● **Goal of the exercise**
Report all lines from the entries below in which "gauge" appears.
--- BEGIN ---
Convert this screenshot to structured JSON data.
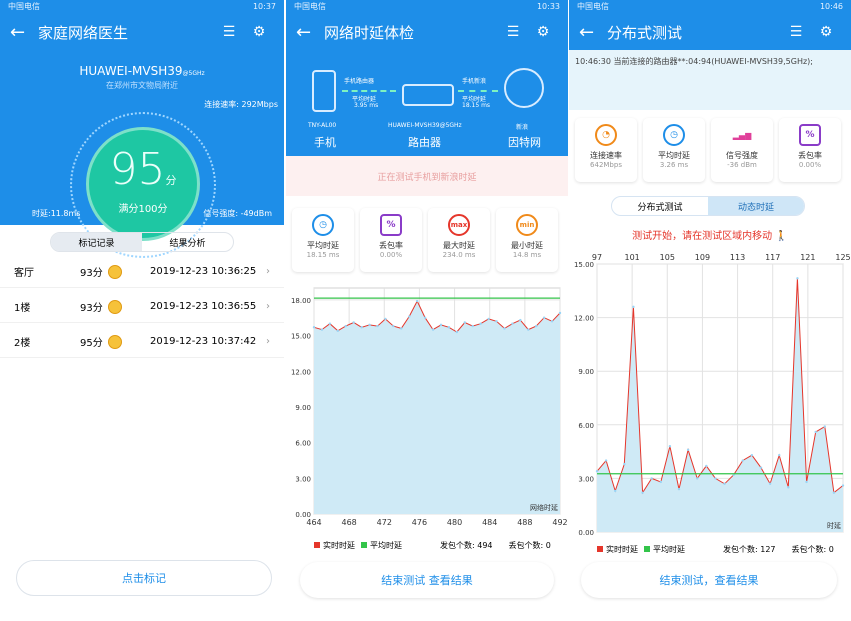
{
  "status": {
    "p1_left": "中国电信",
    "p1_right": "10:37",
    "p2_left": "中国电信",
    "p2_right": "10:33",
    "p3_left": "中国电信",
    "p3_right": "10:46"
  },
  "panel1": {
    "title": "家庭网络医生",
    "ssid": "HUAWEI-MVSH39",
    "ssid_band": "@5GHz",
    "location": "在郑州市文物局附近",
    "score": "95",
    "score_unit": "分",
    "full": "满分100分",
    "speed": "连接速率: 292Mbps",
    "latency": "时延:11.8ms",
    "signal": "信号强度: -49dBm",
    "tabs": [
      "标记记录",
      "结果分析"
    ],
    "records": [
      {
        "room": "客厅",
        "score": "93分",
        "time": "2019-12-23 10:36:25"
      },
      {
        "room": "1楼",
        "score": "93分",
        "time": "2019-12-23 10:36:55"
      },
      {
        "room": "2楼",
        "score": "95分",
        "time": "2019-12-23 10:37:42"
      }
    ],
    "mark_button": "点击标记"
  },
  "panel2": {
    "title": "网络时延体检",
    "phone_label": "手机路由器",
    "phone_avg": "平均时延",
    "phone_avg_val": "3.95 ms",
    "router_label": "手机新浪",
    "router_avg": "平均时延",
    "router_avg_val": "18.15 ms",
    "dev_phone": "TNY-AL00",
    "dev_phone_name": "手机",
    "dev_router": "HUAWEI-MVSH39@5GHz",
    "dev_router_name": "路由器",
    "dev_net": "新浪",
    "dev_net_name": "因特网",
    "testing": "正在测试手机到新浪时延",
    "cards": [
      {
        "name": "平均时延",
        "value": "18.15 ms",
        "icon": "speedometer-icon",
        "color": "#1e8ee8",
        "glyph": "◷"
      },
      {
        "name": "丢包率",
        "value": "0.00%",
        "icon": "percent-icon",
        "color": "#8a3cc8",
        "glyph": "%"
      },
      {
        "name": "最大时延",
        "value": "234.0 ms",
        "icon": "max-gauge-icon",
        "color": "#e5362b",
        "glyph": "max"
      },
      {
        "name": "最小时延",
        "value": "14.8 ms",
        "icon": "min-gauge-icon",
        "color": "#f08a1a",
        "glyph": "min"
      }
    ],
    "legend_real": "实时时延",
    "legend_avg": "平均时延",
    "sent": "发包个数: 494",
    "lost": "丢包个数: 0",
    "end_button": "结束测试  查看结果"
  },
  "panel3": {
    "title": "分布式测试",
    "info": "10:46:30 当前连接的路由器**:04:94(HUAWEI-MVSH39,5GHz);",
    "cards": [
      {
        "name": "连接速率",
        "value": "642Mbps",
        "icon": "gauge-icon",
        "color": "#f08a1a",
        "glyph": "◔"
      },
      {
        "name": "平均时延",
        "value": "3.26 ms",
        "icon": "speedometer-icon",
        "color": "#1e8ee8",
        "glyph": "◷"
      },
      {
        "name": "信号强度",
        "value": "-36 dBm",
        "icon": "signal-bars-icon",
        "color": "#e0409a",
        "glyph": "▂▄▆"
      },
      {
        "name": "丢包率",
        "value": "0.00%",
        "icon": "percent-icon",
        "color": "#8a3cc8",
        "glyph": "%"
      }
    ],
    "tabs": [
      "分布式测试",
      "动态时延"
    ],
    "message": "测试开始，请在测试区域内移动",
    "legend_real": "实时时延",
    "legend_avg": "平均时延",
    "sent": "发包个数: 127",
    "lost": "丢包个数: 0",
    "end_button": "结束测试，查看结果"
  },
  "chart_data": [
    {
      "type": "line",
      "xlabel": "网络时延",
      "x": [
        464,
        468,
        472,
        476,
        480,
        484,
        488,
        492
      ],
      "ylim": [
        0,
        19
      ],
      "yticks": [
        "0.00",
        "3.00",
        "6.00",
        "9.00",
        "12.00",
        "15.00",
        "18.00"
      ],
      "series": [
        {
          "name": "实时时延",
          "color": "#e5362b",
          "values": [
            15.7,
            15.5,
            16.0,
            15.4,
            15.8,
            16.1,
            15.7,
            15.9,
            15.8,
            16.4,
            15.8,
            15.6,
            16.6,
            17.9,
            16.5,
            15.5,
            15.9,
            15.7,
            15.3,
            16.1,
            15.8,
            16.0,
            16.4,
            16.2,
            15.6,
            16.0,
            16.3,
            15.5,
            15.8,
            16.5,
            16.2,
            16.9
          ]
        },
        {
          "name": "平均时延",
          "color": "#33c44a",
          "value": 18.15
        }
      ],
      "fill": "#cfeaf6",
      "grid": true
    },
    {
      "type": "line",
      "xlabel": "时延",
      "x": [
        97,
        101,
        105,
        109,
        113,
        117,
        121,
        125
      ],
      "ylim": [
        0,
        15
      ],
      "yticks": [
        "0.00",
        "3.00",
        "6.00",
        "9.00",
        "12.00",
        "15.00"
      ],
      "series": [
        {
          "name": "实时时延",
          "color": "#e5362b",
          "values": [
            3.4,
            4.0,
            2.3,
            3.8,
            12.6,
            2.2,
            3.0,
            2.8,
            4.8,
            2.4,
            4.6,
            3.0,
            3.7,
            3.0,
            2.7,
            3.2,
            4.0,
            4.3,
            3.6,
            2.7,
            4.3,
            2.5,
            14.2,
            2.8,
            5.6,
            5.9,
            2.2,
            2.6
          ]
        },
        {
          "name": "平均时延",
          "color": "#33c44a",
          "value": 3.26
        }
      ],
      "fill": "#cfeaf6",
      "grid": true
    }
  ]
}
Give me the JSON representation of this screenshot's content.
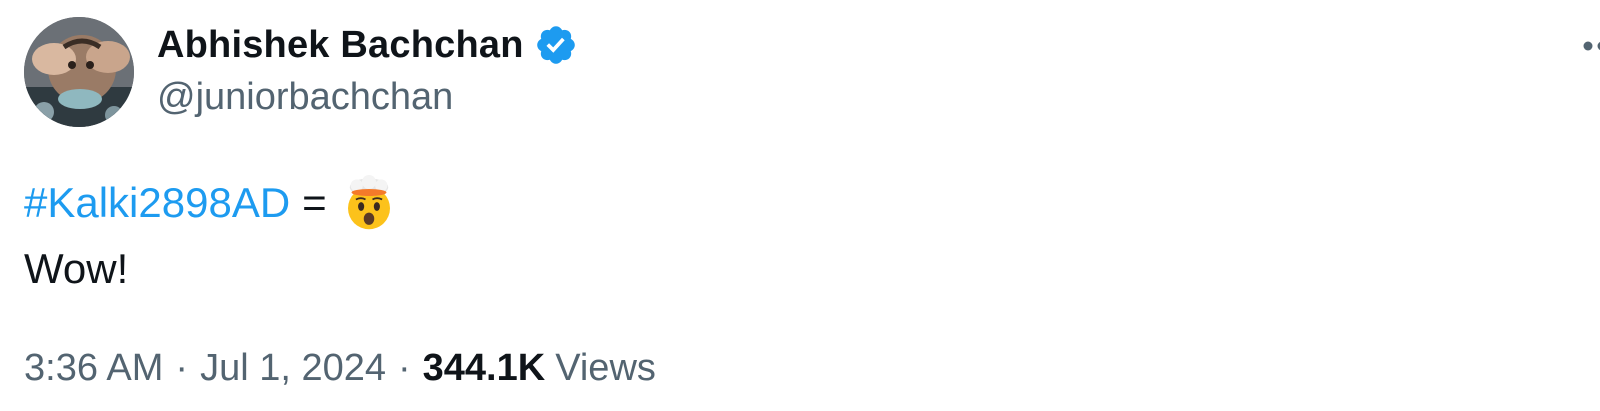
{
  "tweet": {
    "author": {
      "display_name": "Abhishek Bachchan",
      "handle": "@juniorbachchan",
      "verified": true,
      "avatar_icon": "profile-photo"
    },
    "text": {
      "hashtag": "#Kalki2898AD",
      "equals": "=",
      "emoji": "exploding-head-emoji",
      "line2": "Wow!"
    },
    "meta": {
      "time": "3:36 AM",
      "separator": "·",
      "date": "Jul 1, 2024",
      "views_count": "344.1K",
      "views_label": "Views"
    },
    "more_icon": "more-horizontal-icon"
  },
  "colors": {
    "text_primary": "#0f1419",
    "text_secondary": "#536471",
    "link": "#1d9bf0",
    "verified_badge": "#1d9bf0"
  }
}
--- END ---
● **Result of the task**
        "icon": "max-gauge-icon",
        "icon": "min-gauge-icon",
        "icon": "gauge-icon",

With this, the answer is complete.